● **WHAT YOU SHOULD DO**: Check every line of the entries below for the word "text", and copy the ones that have it.
════════════════════
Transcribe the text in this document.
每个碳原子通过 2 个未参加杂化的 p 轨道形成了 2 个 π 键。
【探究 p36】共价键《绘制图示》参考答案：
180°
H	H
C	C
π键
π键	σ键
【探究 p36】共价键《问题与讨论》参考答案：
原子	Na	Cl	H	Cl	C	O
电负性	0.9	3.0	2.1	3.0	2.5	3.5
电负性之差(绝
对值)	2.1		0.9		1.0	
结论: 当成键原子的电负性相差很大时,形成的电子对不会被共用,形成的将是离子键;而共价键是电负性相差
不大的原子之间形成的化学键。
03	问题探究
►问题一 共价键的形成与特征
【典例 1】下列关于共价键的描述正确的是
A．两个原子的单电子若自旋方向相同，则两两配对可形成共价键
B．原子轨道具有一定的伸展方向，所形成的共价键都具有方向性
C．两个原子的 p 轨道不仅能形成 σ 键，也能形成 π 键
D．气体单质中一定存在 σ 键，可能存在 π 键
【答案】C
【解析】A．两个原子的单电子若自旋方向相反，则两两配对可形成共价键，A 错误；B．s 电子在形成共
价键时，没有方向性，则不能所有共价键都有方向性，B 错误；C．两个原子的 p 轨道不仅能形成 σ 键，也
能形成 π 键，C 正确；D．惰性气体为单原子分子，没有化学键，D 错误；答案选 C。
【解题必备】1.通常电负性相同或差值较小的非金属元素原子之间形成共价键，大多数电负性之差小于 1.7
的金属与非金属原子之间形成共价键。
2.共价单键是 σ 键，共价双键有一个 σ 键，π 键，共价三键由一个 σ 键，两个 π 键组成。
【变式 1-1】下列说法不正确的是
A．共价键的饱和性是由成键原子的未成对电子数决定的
════════════════════
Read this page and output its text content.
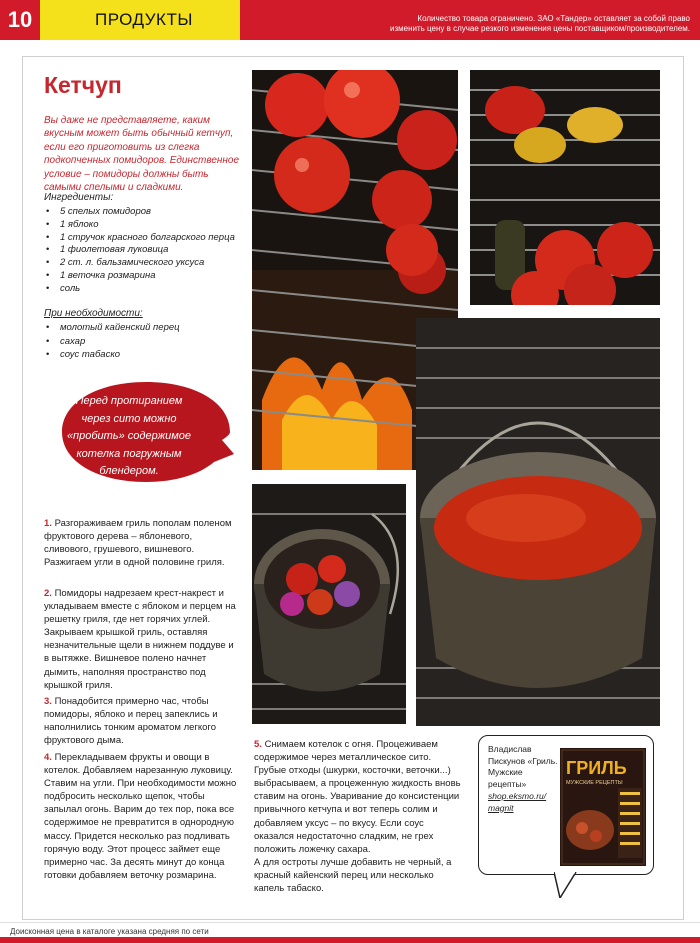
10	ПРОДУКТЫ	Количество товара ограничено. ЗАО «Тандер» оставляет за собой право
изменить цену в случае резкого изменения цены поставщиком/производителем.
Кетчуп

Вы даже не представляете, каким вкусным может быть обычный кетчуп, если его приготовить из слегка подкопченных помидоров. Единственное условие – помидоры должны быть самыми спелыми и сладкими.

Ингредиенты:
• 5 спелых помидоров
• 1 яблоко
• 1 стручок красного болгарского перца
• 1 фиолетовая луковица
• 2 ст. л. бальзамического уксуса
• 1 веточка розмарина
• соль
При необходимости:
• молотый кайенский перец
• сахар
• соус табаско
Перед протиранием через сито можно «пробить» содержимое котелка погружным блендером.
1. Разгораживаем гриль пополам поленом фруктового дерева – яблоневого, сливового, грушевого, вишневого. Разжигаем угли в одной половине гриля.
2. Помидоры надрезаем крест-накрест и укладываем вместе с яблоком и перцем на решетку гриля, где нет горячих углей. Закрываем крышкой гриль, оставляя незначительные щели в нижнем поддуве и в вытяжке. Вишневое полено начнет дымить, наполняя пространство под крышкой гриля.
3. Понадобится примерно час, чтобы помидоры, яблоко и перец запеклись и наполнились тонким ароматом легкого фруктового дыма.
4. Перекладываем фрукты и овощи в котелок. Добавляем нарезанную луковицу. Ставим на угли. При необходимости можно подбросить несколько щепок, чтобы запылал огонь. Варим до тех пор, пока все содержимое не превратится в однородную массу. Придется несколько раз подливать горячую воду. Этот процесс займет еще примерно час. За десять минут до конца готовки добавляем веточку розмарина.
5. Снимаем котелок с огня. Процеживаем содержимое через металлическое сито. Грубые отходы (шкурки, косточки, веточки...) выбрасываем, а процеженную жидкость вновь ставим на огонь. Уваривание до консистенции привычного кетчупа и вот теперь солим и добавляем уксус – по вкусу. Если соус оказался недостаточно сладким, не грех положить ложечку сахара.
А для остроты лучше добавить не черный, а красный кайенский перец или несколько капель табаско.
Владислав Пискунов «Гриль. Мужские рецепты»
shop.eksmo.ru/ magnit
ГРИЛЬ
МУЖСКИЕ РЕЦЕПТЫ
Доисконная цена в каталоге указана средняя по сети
════════════════════
● **EXPECTED ANSWER**:
Transcribe the text in this document.
Read this page and output its text content.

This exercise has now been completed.